## INSTRUCTIONS FOR THE TASK
Reproduce the complete listing without any deviation.

▼

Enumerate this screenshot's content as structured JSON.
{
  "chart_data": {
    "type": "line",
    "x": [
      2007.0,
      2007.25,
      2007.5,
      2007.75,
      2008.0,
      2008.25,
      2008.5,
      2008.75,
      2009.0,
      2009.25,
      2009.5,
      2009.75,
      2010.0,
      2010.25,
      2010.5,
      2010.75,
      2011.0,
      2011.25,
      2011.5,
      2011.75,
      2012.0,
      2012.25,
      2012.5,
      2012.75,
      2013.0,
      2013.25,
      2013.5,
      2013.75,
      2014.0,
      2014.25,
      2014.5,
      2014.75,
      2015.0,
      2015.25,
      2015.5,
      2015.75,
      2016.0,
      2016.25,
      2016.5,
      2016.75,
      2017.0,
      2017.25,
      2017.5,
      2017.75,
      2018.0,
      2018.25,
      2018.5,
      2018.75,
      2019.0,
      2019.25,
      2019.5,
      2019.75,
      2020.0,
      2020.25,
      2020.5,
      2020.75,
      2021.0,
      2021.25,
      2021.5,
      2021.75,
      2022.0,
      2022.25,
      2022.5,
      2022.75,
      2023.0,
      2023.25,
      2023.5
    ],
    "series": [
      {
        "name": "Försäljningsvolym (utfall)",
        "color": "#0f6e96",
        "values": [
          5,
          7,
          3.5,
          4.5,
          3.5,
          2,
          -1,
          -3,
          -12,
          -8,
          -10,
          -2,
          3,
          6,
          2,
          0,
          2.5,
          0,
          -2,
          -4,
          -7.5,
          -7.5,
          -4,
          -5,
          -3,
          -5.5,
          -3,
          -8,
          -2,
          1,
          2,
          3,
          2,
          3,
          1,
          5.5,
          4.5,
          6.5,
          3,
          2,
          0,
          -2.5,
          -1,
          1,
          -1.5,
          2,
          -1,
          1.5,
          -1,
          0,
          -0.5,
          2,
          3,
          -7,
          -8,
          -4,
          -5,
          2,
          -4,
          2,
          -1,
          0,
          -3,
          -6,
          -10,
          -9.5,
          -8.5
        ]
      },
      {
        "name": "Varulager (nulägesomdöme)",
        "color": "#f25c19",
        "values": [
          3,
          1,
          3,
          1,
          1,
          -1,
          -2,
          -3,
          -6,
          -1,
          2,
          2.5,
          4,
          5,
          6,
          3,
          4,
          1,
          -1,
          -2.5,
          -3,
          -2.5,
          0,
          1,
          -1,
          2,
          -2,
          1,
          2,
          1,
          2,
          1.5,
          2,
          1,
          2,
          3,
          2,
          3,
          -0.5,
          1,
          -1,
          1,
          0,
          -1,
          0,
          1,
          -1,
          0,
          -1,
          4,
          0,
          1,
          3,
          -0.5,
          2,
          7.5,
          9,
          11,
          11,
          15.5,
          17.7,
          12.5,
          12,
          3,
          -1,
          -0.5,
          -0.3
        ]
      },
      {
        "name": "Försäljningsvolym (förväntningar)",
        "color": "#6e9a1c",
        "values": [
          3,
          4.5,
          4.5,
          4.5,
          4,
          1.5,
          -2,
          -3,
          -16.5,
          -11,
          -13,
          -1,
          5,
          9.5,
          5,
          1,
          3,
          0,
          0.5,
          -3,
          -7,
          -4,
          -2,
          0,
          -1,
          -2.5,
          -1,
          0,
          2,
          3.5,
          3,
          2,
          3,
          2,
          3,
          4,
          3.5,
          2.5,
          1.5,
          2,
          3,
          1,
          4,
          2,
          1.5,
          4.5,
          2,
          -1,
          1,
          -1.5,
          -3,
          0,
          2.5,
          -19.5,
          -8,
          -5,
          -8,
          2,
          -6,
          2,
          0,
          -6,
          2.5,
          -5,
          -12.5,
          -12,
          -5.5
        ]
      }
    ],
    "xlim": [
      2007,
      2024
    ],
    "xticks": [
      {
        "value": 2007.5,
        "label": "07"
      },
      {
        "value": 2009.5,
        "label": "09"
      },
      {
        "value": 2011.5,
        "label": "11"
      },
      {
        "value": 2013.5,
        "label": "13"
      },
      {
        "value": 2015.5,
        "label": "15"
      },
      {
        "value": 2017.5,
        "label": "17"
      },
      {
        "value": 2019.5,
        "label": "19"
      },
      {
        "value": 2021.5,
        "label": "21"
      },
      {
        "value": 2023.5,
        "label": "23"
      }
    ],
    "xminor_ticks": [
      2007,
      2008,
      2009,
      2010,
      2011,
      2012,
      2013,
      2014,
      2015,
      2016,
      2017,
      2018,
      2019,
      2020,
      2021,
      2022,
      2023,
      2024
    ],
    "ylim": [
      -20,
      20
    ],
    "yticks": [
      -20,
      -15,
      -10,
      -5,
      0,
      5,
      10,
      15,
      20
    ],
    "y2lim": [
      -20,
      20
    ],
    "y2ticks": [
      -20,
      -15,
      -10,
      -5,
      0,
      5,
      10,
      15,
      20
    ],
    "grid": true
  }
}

▲

## IN RESPONSE
Enumerate this screenshot's content as structured JSON.
{
  "chart_data": {
    "type": "line",
    "x": [
      2007.0,
      2007.25,
      2007.5,
      2007.75,
      2008.0,
      2008.25,
      2008.5,
      2008.75,
      2009.0,
      2009.25,
      2009.5,
      2009.75,
      2010.0,
      2010.25,
      2010.5,
      2010.75,
      2011.0,
      2011.25,
      2011.5,
      2011.75,
      2012.0,
      2012.25,
      2012.5,
      2012.75,
      2013.0,
      2013.25,
      2013.5,
      2013.75,
      2014.0,
      2014.25,
      2014.5,
      2014.75,
      2015.0,
      2015.25,
      2015.5,
      2015.75,
      2016.0,
      2016.25,
      2016.5,
      2016.75,
      2017.0,
      2017.25,
      2017.5,
      2017.75,
      2018.0,
      2018.25,
      2018.5,
      2018.75,
      2019.0,
      2019.25,
      2019.5,
      2019.75,
      2020.0,
      2020.25,
      2020.5,
      2020.75,
      2021.0,
      2021.25,
      2021.5,
      2021.75,
      2022.0,
      2022.25,
      2022.5,
      2022.75,
      2023.0,
      2023.25,
      2023.5
    ],
    "series": [
      {
        "name": "Försäljningsvolym (utfall)",
        "color": "#0f6e96",
        "values": [
          5,
          7,
          3.5,
          4.5,
          3.5,
          2,
          -1,
          -3,
          -12,
          -8,
          -10,
          -2,
          3,
          6,
          2,
          0,
          2.5,
          0,
          -2,
          -4,
          -7.5,
          -7.5,
          -4,
          -5,
          -3,
          -5.5,
          -3,
          -8,
          -2,
          1,
          2,
          3,
          2,
          3,
          1,
          5.5,
          4.5,
          6.5,
          3,
          2,
          0,
          -2.5,
          -1,
          1,
          -1.5,
          2,
          -1,
          1.5,
          -1,
          0,
          -0.5,
          2,
          3,
          -7,
          -8,
          -4,
          -5,
          2,
          -4,
          2,
          -1,
          0,
          -3,
          -6,
          -10,
          -9.5,
          -8.5
        ]
      },
      {
        "name": "Varulager (nulägesomdöme)",
        "color": "#f25c19",
        "values": [
          3,
          1,
          3,
          1,
          1,
          -1,
          -2,
          -3,
          -6,
          -1,
          2,
          2.5,
          4,
          5,
          6,
          3,
          4,
          1,
          -1,
          -2.5,
          -3,
          -2.5,
          0,
          1,
          -1,
          2,
          -2,
          1,
          2,
          1,
          2,
          1.5,
          2,
          1,
          2,
          3,
          2,
          3,
          -0.5,
          1,
          -1,
          1,
          0,
          -1,
          0,
          1,
          -1,
          0,
          -1,
          4,
          0,
          1,
          3,
          -0.5,
          2,
          7.5,
          9,
          11,
          11,
          15.5,
          17.7,
          12.5,
          12,
          3,
          -1,
          -0.5,
          -0.3
        ]
      },
      {
        "name": "Försäljningsvolym (förväntningar)",
        "color": "#6e9a1c",
        "values": [
          3,
          4.5,
          4.5,
          4.5,
          4,
          1.5,
          -2,
          -3,
          -16.5,
          -11,
          -13,
          -1,
          5,
          9.5,
          5,
          1,
          3,
          0,
          0.5,
          -3,
          -7,
          -4,
          -2,
          0,
          -1,
          -2.5,
          -1,
          0,
          2,
          3.5,
          3,
          2,
          3,
          2,
          3,
          4,
          3.5,
          2.5,
          1.5,
          2,
          3,
          1,
          4,
          2,
          1.5,
          4.5,
          2,
          -1,
          1,
          -1.5,
          -3,
          0,
          2.5,
          -19.5,
          -8,
          -5,
          -8,
          2,
          -6,
          2,
          0,
          -6,
          2.5,
          -5,
          -12.5,
          -12,
          -5.5
        ]
      }
    ],
    "xlim": [
      2007,
      2024
    ],
    "xticks": [
      {
        "value": 2007.5,
        "label": "07"
      },
      {
        "value": 2009.5,
        "label": "09"
      },
      {
        "value": 2011.5,
        "label": "11"
      },
      {
        "value": 2013.5,
        "label": "13"
      },
      {
        "value": 2015.5,
        "label": "15"
      },
      {
        "value": 2017.5,
        "label": "17"
      },
      {
        "value": 2019.5,
        "label": "19"
      },
      {
        "value": 2021.5,
        "label": "21"
      },
      {
        "value": 2023.5,
        "label": "23"
      }
    ],
    "xminor_ticks": [
      2007,
      2008,
      2009,
      2010,
      2011,
      2012,
      2013,
      2014,
      2015,
      2016,
      2017,
      2018,
      2019,
      2020,
      2021,
      2022,
      2023,
      2024
    ],
    "ylim": [
      -20,
      20
    ],
    "yticks": [
      -20,
      -15,
      -10,
      -5,
      0,
      5,
      10,
      15,
      20
    ],
    "y2lim": [
      -20,
      20
    ],
    "y2ticks": [
      -20,
      -15,
      -10,
      -5,
      0,
      5,
      10,
      15,
      20
    ],
    "grid": true
  }
}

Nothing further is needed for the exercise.